== Passage given

IFTTT/polo

How are you using Polo?

nettofarah opened this issue · 7 comments

I'm curious to know what cool stuff people are using Polo for.

  • What environments are you generating data for?
  • What version of Rails?
  • How big is your final .sql file?
  • What database are you using?
  • How many database tables is Polo touching?
  • How hard was it to find a good sample size?
  • Are you using any advanced features?
  • How are you running Polo in prod? rake task, rails runner, rails console, etc.
  • Do you have an automated process to generate the files?
  • How do you transfer your data across environments? Publishing artifacts, rsync, scp...

No need to answer everything, but I would love to know how people are using the library so we know what to prioritize.

Thank you for using Polo <3

We gonna use to allow customers dump their data from our web application (www.runrun.it).
Rails 3.2
Depends on customer account size.
Postgresql
10 tables
We are running as a background job
We upload the data to S3 and generate a link.

@khani3s that is really cool!
Good luck.

  • What environments are you generating data for? Depends on the task.
  • What version of Rails? rails-api-0.4.0
  • How big is your final .sql file? Varies on the task.
  • What database are you using? mysql-enterprise-5.6.25
  • How many database tables is Polo touching? Varies on the task.
  • How hard was it to find a good sample size? N/A
  • Are you using any advanced features? Not officially.

====
== Records

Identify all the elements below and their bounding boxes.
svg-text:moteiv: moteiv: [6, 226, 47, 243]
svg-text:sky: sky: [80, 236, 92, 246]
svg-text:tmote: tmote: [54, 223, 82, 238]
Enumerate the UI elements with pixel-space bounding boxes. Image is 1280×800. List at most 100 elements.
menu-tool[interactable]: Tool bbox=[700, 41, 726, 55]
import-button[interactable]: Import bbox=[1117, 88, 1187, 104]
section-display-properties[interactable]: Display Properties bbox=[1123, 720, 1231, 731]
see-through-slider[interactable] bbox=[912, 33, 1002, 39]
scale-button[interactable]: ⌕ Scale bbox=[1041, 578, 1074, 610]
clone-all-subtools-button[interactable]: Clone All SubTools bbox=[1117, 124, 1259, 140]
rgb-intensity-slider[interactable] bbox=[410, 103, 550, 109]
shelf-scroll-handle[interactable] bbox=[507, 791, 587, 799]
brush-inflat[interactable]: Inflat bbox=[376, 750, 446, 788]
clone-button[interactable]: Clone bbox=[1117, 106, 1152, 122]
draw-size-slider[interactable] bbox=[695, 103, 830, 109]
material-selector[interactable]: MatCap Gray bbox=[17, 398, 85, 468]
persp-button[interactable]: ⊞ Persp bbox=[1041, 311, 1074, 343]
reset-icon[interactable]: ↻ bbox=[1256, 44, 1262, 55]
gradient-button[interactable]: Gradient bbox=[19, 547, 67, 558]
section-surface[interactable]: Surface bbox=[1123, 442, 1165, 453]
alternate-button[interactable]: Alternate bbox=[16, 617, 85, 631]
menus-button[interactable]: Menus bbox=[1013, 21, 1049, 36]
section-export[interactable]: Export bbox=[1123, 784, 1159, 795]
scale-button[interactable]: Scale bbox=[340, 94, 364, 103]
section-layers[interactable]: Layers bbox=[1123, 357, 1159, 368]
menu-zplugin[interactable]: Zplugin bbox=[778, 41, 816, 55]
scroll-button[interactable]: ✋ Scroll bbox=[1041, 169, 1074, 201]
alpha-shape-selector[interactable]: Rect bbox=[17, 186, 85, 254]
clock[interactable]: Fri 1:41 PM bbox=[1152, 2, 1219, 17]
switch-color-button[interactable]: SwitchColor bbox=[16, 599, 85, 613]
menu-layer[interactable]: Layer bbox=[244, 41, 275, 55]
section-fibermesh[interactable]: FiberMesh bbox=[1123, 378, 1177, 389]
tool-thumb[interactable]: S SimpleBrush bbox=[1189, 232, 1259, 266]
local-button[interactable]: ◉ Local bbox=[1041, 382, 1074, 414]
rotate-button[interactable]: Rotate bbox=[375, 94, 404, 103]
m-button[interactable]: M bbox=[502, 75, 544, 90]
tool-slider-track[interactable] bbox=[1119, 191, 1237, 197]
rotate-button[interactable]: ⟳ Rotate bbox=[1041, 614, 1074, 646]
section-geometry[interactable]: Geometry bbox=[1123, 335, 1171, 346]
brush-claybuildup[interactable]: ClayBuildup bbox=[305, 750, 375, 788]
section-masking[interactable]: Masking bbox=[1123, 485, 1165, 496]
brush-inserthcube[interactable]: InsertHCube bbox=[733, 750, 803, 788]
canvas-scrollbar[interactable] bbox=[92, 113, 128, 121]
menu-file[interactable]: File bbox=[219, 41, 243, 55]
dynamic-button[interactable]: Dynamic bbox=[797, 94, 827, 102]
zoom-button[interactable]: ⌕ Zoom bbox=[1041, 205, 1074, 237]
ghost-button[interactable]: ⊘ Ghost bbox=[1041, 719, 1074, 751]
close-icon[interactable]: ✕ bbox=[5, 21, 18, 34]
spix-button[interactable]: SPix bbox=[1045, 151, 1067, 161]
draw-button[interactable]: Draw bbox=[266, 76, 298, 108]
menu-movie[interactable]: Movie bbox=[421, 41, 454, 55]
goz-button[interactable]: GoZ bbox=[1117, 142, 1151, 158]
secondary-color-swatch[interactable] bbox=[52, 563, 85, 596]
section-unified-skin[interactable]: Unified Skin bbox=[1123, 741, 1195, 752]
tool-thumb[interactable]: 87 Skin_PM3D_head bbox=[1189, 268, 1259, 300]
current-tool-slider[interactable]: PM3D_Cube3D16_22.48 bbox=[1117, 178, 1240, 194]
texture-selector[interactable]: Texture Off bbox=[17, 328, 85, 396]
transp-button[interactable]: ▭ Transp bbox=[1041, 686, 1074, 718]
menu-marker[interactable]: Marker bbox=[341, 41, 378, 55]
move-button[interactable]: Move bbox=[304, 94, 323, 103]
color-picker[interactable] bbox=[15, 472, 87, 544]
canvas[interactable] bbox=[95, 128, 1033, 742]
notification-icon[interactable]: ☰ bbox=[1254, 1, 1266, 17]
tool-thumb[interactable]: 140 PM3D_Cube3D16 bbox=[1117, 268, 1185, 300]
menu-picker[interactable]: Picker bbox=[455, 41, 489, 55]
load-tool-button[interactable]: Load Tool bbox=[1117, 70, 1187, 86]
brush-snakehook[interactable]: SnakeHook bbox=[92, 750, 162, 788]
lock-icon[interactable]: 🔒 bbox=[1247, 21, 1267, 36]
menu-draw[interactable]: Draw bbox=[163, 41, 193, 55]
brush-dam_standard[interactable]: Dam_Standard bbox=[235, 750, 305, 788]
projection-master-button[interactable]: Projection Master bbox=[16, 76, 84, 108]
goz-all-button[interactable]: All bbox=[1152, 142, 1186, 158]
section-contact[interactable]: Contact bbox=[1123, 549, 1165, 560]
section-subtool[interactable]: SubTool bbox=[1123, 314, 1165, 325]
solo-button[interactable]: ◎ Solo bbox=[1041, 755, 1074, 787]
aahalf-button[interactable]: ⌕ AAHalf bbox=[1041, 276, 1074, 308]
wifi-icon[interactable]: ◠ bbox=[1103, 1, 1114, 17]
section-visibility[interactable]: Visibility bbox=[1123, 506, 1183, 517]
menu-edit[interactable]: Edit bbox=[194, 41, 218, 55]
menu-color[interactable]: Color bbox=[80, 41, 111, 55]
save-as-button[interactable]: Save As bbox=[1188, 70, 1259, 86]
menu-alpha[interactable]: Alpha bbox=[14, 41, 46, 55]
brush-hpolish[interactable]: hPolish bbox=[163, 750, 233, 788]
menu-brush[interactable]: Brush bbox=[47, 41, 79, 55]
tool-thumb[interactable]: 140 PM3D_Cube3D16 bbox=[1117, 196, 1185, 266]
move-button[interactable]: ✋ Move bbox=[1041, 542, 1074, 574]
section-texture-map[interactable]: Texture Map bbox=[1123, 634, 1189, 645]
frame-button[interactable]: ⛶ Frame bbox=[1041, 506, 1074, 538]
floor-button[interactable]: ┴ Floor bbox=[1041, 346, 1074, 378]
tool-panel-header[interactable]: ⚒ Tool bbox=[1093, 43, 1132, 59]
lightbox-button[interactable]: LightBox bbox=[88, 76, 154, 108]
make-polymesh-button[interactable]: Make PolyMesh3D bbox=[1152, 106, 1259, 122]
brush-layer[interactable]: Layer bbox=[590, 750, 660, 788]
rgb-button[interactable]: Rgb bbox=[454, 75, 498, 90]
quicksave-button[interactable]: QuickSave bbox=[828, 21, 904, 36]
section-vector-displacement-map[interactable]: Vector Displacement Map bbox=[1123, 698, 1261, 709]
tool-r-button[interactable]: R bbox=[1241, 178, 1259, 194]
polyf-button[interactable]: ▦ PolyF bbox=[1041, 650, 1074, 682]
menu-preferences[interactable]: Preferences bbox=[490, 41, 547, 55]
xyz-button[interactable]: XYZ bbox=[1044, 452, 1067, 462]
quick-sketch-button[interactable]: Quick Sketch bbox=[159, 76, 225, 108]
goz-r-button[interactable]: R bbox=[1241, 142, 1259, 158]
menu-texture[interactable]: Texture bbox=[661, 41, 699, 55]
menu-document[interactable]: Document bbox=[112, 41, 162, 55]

====

*Given exercise 1*.
In the Polo issue thread, what does the runrun.it commenter do with the dumped data so customers can get it?
*Given exercise 2*.
Write the next part of the Polo issue thread, picking up right after its last line.
You won't need the records for any of this.

*Exercise response 1*.
They upload the data to S3 and generate a link.

*Exercise response 2*.
  • How are you running Polo in prod? rake task, rails runner, rails console, etc. Not yet.
  • Do you have an automated process to generate the files? https://gist.github.com/belt/c8f7b1c45834ce6fa485
  • How do you transfer your data across environments? Publishing artifacts, rsync, scp... rsync & scp
  • Generating compact and scrubbed DBs for development environments.
  • Our smallest working set is 8k .sql file, but it's growing slowly.
  • MySQL DB
  • We're using Rails.3.2 but migrating to Rails 4.2+.
  • Getting good data for a full runnable db subset was rather easy.
  • I was using the obfuscation features mentioned in pull #28
  • Running polo in production soon with rake
  • Fully automated and pushes to S3

Polo is great, thanks!

  • What environments are you generating data for?

Staging and development

  • What version of Rails?

4.2.3

  • How big is your final .sql file?

50MB

  • What database are you using?

Postgres

  • How many database tables is Polo touching?

15

  • How hard was it to find a good sample size?

Tiny bit because one model in particular, i.e. Project, can belong to 2 separate models. When I first used this, I picked a random sample of each table and specified the Project dependency in only one of them, and as a result ended up with quite a few orphaned records. I don't know what the best way is to sample correctly to ensure you're not omitting all the dependent records in your sample.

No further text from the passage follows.